DATA TO PROCESS
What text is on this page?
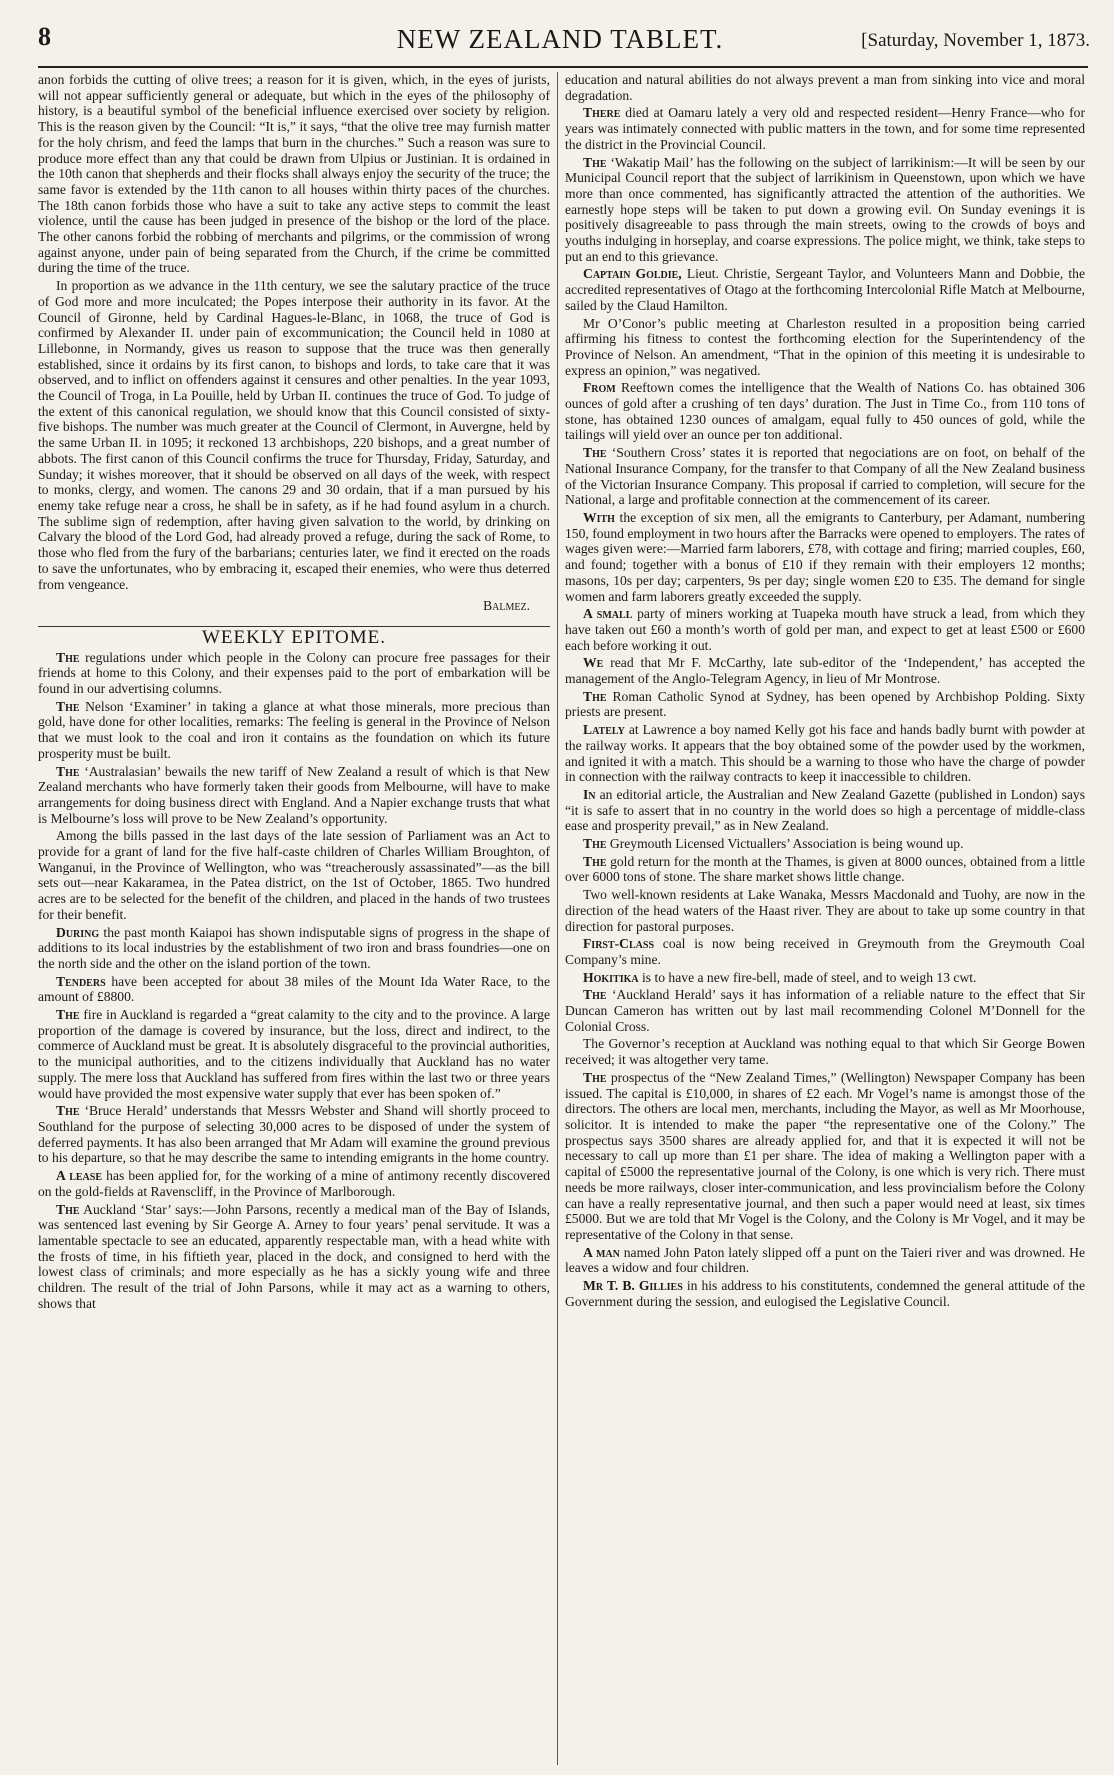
8	NEW ZEALAND TABLET.	[Saturday, November 1, 1873.

anon forbids the cutting of olive trees; a reason for it is given, which, in the eyes of jurists, will not appear sufficiently general or adequate, but which in the eyes of the philosophy of history, is a beautiful symbol of the beneficial influence exercised over society by religion. This is the reason given by the Council: “It is,” it says, “that the olive tree may furnish matter for the holy chrism, and feed the lamps that burn in the churches.” Such a reason was sure to produce more effect than any that could be drawn from Ulpius or Justinian. It is ordained in the 10th canon that shepherds and their flocks shall always enjoy the security of the truce; the same favor is extended by the 11th canon to all houses within thirty paces of the churches. The 18th canon forbids those who have a suit to take any active steps to commit the least violence, until the cause has been judged in presence of the bishop or the lord of the place. The other canons forbid the robbing of merchants and pilgrims, or the commission of wrong against anyone, under pain of being separated from the Church, if the crime be committed during the time of the truce.

In proportion as we advance in the 11th century, we see the salutary practice of the truce of God more and more inculcated; the Popes interpose their authority in its favor. At the Council of Gironne, held by Cardinal Hagues-le-Blanc, in 1068, the truce of God is confirmed by Alexander II. under pain of excommunication; the Council held in 1080 at Lillebonne, in Normandy, gives us reason to suppose that the truce was then generally established, since it ordains by its first canon, to bishops and lords, to take care that it was observed, and to inflict on offenders against it censures and other penalties. In the year 1093, the Council of Troga, in La Pouille, held by Urban II. continues the truce of God. To judge of the extent of this canonical regulation, we should know that this Council consisted of sixty-five bishops. The number was much greater at the Council of Clermont, in Auvergne, held by the same Urban II. in 1095; it reckoned 13 archbishops, 220 bishops, and a great number of abbots. The first canon of this Council confirms the truce for Thursday, Friday, Saturday, and Sunday; it wishes moreover, that it should be observed on all days of the week, with respect to monks, clergy, and women. The canons 29 and 30 ordain, that if a man pursued by his enemy take refuge near a cross, he shall be in safety, as if he had found asylum in a church. The sublime sign of redemption, after having given salvation to the world, by drinking on Calvary the blood of the Lord God, had already proved a refuge, during the sack of Rome, to those who fled from the fury of the barbarians; centuries later, we find it erected on the roads to save the unfortunates, who by embracing it, escaped their enemies, who were thus deterred from vengeance.

Balmez.

WEEKLY EPITOME.

The regulations under which people in the Colony can procure free passages for their friends at home to this Colony, and their expenses paid to the port of embarkation will be found in our advertising columns.

The Nelson ‘Examiner’ in taking a glance at what those minerals, more precious than gold, have done for other localities, remarks: The feeling is general in the Province of Nelson that we must look to the coal and iron it contains as the foundation on which its future prosperity must be built.

The ‘Australasian’ bewails the new tariff of New Zealand a result of which is that New Zealand merchants who have formerly taken their goods from Melbourne, will have to make arrangements for doing business direct with England. And a Napier exchange trusts that what is Melbourne’s loss will prove to be New Zealand’s opportunity.

Among the bills passed in the last days of the late session of Parliament was an Act to provide for a grant of land for the five half-caste children of Charles William Broughton, of Wanganui, in the Province of Wellington, who was “treacherously assassinated”—as the bill sets out—near Kakaramea, in the Patea district, on the 1st of October, 1865. Two hundred acres are to be selected for the benefit of the children, and placed in the hands of two trustees for their benefit.

During the past month Kaiapoi has shown indisputable signs of progress in the shape of additions to its local industries by the establishment of two iron and brass foundries—one on the north side and the other on the island portion of the town.

Tenders have been accepted for about 38 miles of the Mount Ida Water Race, to the amount of £8800.

The fire in Auckland is regarded a “great calamity to the city and to the province. A large proportion of the damage is covered by insurance, but the loss, direct and indirect, to the commerce of Auckland must be great. It is absolutely disgraceful to the provincial authorities, to the municipal authorities, and to the citizens individually that Auckland has no water supply. The mere loss that Auckland has suffered from fires within the last two or three years would have provided the most expensive water supply that ever has been spoken of.”

The ‘Bruce Herald’ understands that Messrs Webster and Shand will shortly proceed to Southland for the purpose of selecting 30,000 acres to be disposed of under the system of deferred payments. It has also been arranged that Mr Adam will examine the ground previous to his departure, so that he may describe the same to intending emigrants in the home country.

A lease has been applied for, for the working of a mine of antimony recently discovered on the gold-fields at Ravenscliff, in the Province of Marlborough.

The Auckland ‘Star’ says:—John Parsons, recently a medical man of the Bay of Islands, was sentenced last evening by Sir George A. Arney to four years’ penal servitude. It was a lamentable spectacle to see an educated, apparently respectable man, with a head white with the frosts of time, in his fiftieth year, placed in the dock, and consigned to herd with the lowest class of criminals; and more especially as he has a sickly young wife and three children. The result of the trial of John Parsons, while it may act as a warning to others, shows that

education and natural abilities do not always prevent a man from sinking into vice and moral degradation.

There died at Oamaru lately a very old and respected resident—Henry France—who for years was intimately connected with public matters in the town, and for some time represented the district in the Provincial Council.

The ‘Wakatip Mail’ has the following on the subject of larrikinism:—It will be seen by our Municipal Council report that the subject of larrikinism in Queenstown, upon which we have more than once commented, has significantly attracted the attention of the authorities. We earnestly hope steps will be taken to put down a growing evil. On Sunday evenings it is positively disagreeable to pass through the main streets, owing to the crowds of boys and youths indulging in horseplay, and coarse expressions. The police might, we think, take steps to put an end to this grievance.

Captain Goldie, Lieut. Christie, Sergeant Taylor, and Volunteers Mann and Dobbie, the accredited representatives of Otago at the forthcoming Intercolonial Rifle Match at Melbourne, sailed by the Claud Hamilton.

Mr O’Conor’s public meeting at Charleston resulted in a proposition being carried affirming his fitness to contest the forthcoming election for the Superintendency of the Province of Nelson. An amendment, “That in the opinion of this meeting it is undesirable to express an opinion,” was negatived.

From Reeftown comes the intelligence that the Wealth of Nations Co. has obtained 306 ounces of gold after a crushing of ten days’ duration. The Just in Time Co., from 110 tons of stone, has obtained 1230 ounces of amalgam, equal fully to 450 ounces of gold, while the tailings will yield over an ounce per ton additional.

The ‘Southern Cross’ states it is reported that negociations are on foot, on behalf of the National Insurance Company, for the transfer to that Company of all the New Zealand business of the Victorian Insurance Company. This proposal if carried to completion, will secure for the National, a large and profitable connection at the commencement of its career.

With the exception of six men, all the emigrants to Canterbury, per Adamant, numbering 150, found employment in two hours after the Barracks were opened to employers. The rates of wages given were:—Married farm laborers, £78, with cottage and firing; married couples, £60, and found; together with a bonus of £10 if they remain with their employers 12 months; masons, 10s per day; carpenters, 9s per day; single women £20 to £35. The demand for single women and farm laborers greatly exceeded the supply.

A small party of miners working at Tuapeka mouth have struck a lead, from which they have taken out £60 a month’s worth of gold per man, and expect to get at least £500 or £600 each before working it out.

We read that Mr F. McCarthy, late sub-editor of the ‘Independent,’ has accepted the management of the Anglo-Telegram Agency, in lieu of Mr Montrose.

The Roman Catholic Synod at Sydney, has been opened by Archbishop Polding. Sixty priests are present.

Lately at Lawrence a boy named Kelly got his face and hands badly burnt with powder at the railway works. It appears that the boy obtained some of the powder used by the workmen, and ignited it with a match. This should be a warning to those who have the charge of powder in connection with the railway contracts to keep it inaccessible to children.

In an editorial article, the Australian and New Zealand Gazette (published in London) says “it is safe to assert that in no country in the world does so high a percentage of middle-class ease and prosperity prevail,” as in New Zealand.

The Greymouth Licensed Victuallers’ Association is being wound up.

The gold return for the month at the Thames, is given at 8000 ounces, obtained from a little over 6000 tons of stone. The share market shows little change.

Two well-known residents at Lake Wanaka, Messrs Macdonald and Tuohy, are now in the direction of the head waters of the Haast river. They are about to take up some country in that direction for pastoral purposes.

First-Class coal is now being received in Greymouth from the Greymouth Coal Company’s mine.

Hokitika is to have a new fire-bell, made of steel, and to weigh 13 cwt.

The ‘Auckland Herald’ says it has information of a reliable nature to the effect that Sir Duncan Cameron has written out by last mail recommending Colonel M’Donnell for the Colonial Cross.

The Governor’s reception at Auckland was nothing equal to that which Sir George Bowen received; it was altogether very tame.

The prospectus of the “New Zealand Times,” (Wellington) Newspaper Company has been issued. The capital is £10,000, in shares of £2 each. Mr Vogel’s name is amongst those of the directors. The others are local men, merchants, including the Mayor, as well as Mr Moorhouse, solicitor. It is intended to make the paper “the representative one of the Colony.” The prospectus says 3500 shares are already applied for, and that it is expected it will not be necessary to call up more than £1 per share. The idea of making a Wellington paper with a capital of £5000 the representative journal of the Colony, is one which is very rich. There must needs be more railways, closer inter-communication, and less provincialism before the Colony can have a really representative journal, and then such a paper would need at least, six times £5000. But we are told that Mr Vogel is the Colony, and the Colony is Mr Vogel, and it may be representative of the Colony in that sense.

A man named John Paton lately slipped off a punt on the Taieri river and was drowned. He leaves a widow and four children.

Mr T. B. Gillies in his address to his constitutents, condemned the general attitude of the Government during the session, and eulogised the Legislative Council.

EXERCISE BRIEF
Show each line in the entries that holds the string "river".

RESPONSE TO THIS EXERCISE
Two well-known residents at Lake Wanaka, Messrs Macdonald and Tuohy, are now in the direction of the head waters of the Haast river. They are about to take up some country in that direction for pastoral purposes.
A man named John Paton lately slipped off a punt on the Taieri river and was drowned. He leaves a widow and four children.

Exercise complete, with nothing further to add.